┏━━

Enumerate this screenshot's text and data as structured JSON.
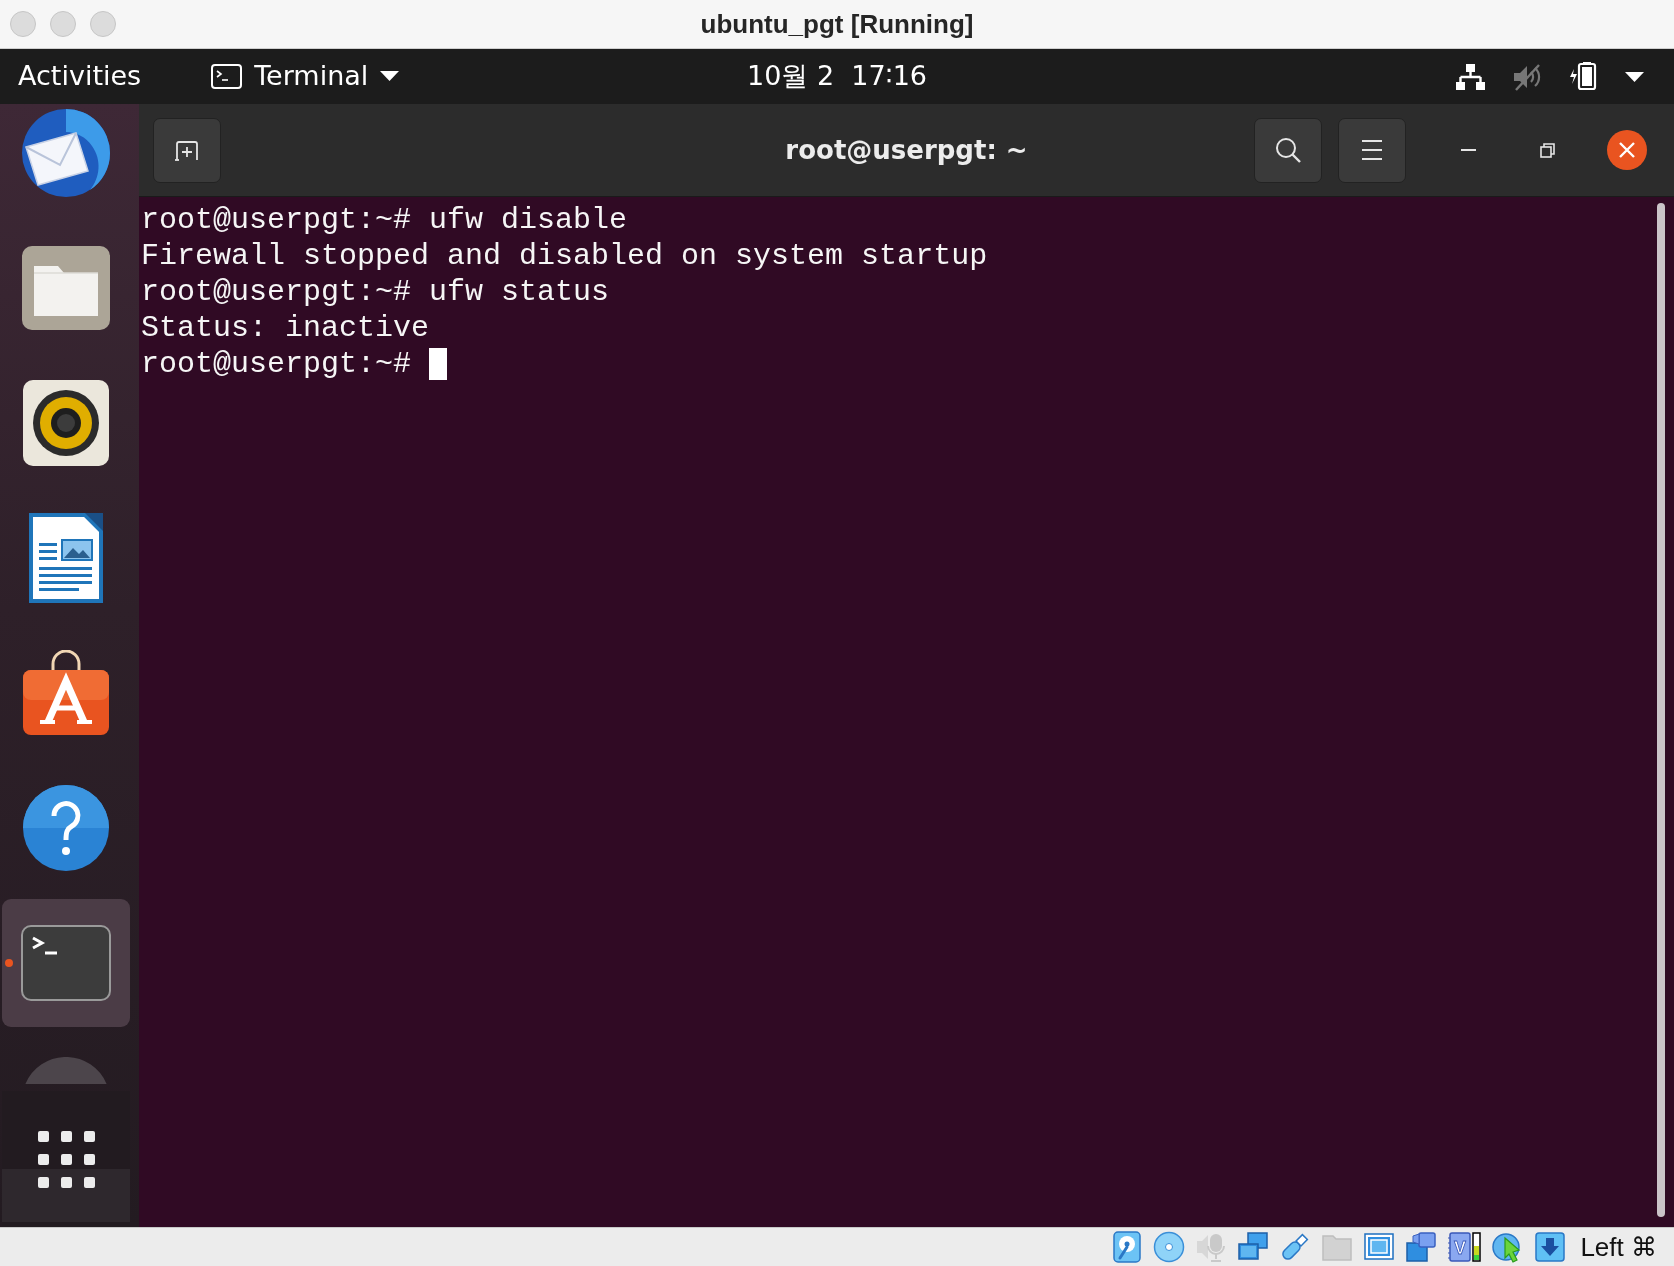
{
  "window": {
    "title": "ubuntu_pgt [Running]"
  },
  "top_bar": {
    "activities": "Activities",
    "app_menu": {
      "label": "Terminal"
    },
    "clock": "10월 2  17∶16",
    "system_menu": {
      "muted": true
    }
  },
  "dock": {
    "items": [
      {
        "kind": "mail",
        "selected": false,
        "running": false
      },
      {
        "kind": "files",
        "selected": false,
        "running": false
      },
      {
        "kind": "music",
        "selected": false,
        "running": false
      },
      {
        "kind": "writer",
        "selected": false,
        "running": false
      },
      {
        "kind": "software",
        "selected": false,
        "running": false
      },
      {
        "kind": "help",
        "selected": false,
        "running": false
      },
      {
        "kind": "terminal",
        "selected": true,
        "running": true
      },
      {
        "kind": "disc",
        "selected": false,
        "running": false
      }
    ]
  },
  "terminal": {
    "title": "root@userpgt: ~",
    "lines": [
      {
        "text": "root@userpgt:~# ufw disable",
        "cursor": false
      },
      {
        "text": "Firewall stopped and disabled on system startup",
        "cursor": false
      },
      {
        "text": "root@userpgt:~# ufw status",
        "cursor": false
      },
      {
        "text": "Status: inactive",
        "cursor": false
      },
      {
        "text": "root@userpgt:~#",
        "cursor": true
      }
    ]
  },
  "status_bar": {
    "indicators": [
      {
        "kind": "hard_disk",
        "active": true
      },
      {
        "kind": "optical_disc",
        "active": true
      },
      {
        "kind": "audio",
        "active": false
      },
      {
        "kind": "network",
        "active": true
      },
      {
        "kind": "usb",
        "active": true
      },
      {
        "kind": "shared_folders",
        "active": false
      },
      {
        "kind": "display",
        "active": true
      },
      {
        "kind": "recording",
        "active": true
      },
      {
        "kind": "cpu",
        "active": true,
        "label": "V"
      },
      {
        "kind": "mouse",
        "active": true
      },
      {
        "kind": "keyboard",
        "active": true
      }
    ],
    "host_key": "Left ⌘"
  }
}
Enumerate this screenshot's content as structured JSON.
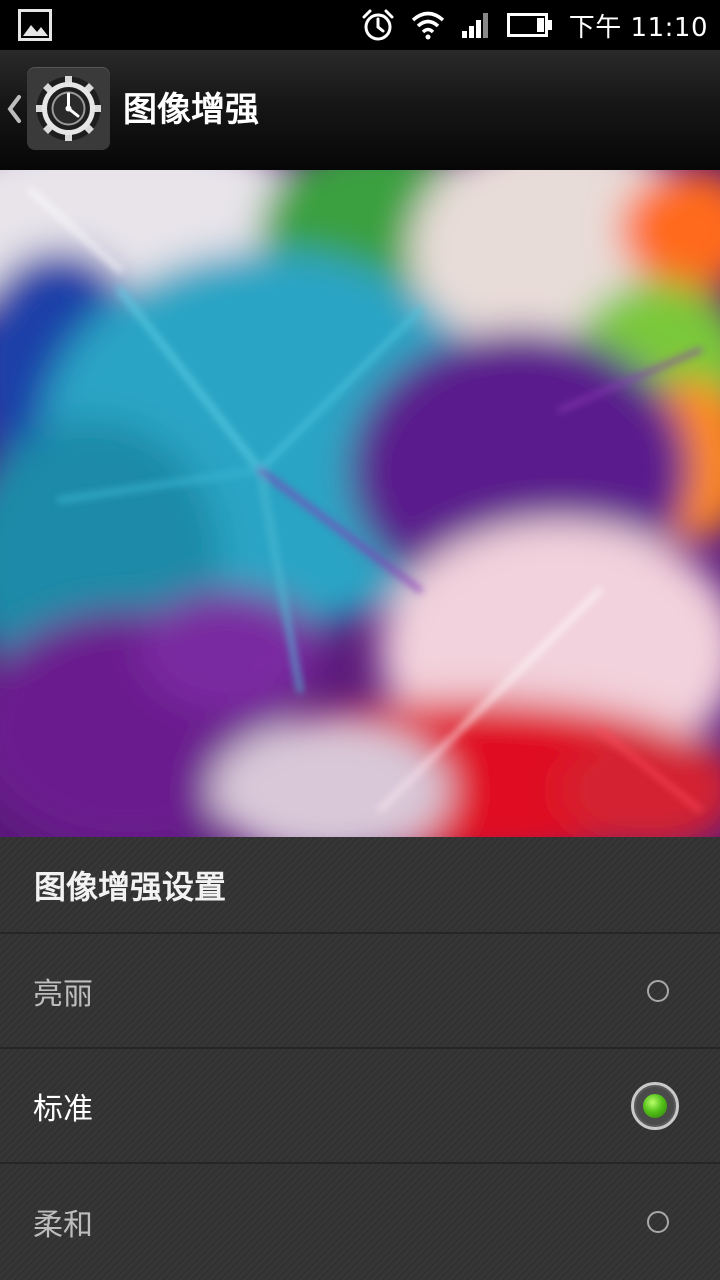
{
  "status_bar": {
    "time": "下午 11:10",
    "icons": [
      "picture-notification-icon",
      "alarm-icon",
      "wifi-icon",
      "signal-icon",
      "battery-icon"
    ]
  },
  "action_bar": {
    "title": "图像增强",
    "back_icon": "chevron-left-icon",
    "app_icon": "settings-gear-icon"
  },
  "preview": {
    "description_icon": "colorful-feathers-preview-image"
  },
  "settings": {
    "header": "图像增强设置",
    "options": [
      {
        "label": "亮丽",
        "selected": false
      },
      {
        "label": "标准",
        "selected": true
      },
      {
        "label": "柔和",
        "selected": false
      }
    ]
  },
  "colors": {
    "accent": "#55c21a",
    "list_bg": "#323232",
    "actionbar_bg": "#161616"
  }
}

┗━━

§ **Problem requirements**: Omit the pictures and output all of the other material exactly.

§ **Answer for the task**:
Enumerate this screenshot's text and data as structured JSON.
{
  "window": {
    "title": "ubuntu_pgt [Running]"
  },
  "top_bar": {
    "activities": "Activities",
    "app_menu": {
      "label": "Terminal"
    },
    "clock": "10월 2  17∶16",
    "system_menu": {
      "muted": true
    }
  },
  "dock": {
    "items": [
      {
        "kind": "mail",
        "selected": false,
        "running": false
      },
      {
        "kind": "files",
        "selected": false,
        "running": false
      },
      {
        "kind": "music",
        "selected": false,
        "running": false
      },
      {
        "kind": "writer",
        "selected": false,
        "running": false
      },
      {
        "kind": "software",
        "selected": false,
        "running": false
      },
      {
        "kind": "help",
        "selected": false,
        "running": false
      },
      {
        "kind": "terminal",
        "selected": true,
        "running": true
      },
      {
        "kind": "disc",
        "selected": false,
        "running": false
      }
    ]
  },
  "terminal": {
    "title": "root@userpgt: ~",
    "lines": [
      {
        "text": "root@userpgt:~# ufw disable",
        "cursor": false
      },
      {
        "text": "Firewall stopped and disabled on system startup",
        "cursor": false
      },
      {
        "text": "root@userpgt:~# ufw status",
        "cursor": false
      },
      {
        "text": "Status: inactive",
        "cursor": false
      },
      {
        "text": "root@userpgt:~#",
        "cursor": true
      }
    ]
  },
  "status_bar": {
    "indicators": [
      {
        "kind": "hard_disk",
        "active": true
      },
      {
        "kind": "optical_disc",
        "active": true
      },
      {
        "kind": "audio",
        "active": false
      },
      {
        "kind": "network",
        "active": true
      },
      {
        "kind": "usb",
        "active": true
      },
      {
        "kind": "shared_folders",
        "active": false
      },
      {
        "kind": "display",
        "active": true
      },
      {
        "kind": "recording",
        "active": true
      },
      {
        "kind": "cpu",
        "active": true,
        "label": "V"
      },
      {
        "kind": "mouse",
        "active": true
      },
      {
        "kind": "keyboard",
        "active": true
      }
    ],
    "host_key": "Left ⌘"
  }
}
Enumerate this screenshot's content as structured JSON.
{
  "status_bar": {
    "time": "下午 11:10",
    "icons": [
      "picture-notification-icon",
      "alarm-icon",
      "wifi-icon",
      "signal-icon",
      "battery-icon"
    ]
  },
  "action_bar": {
    "title": "图像增强",
    "back_icon": "chevron-left-icon",
    "app_icon": "settings-gear-icon"
  },
  "preview": {
    "description_icon": "colorful-feathers-preview-image"
  },
  "settings": {
    "header": "图像增强设置",
    "options": [
      {
        "label": "亮丽",
        "selected": false
      },
      {
        "label": "标准",
        "selected": true
      },
      {
        "label": "柔和",
        "selected": false
      }
    ]
  },
  "colors": {
    "accent": "#55c21a",
    "list_bg": "#323232",
    "actionbar_bg": "#161616"
  }
}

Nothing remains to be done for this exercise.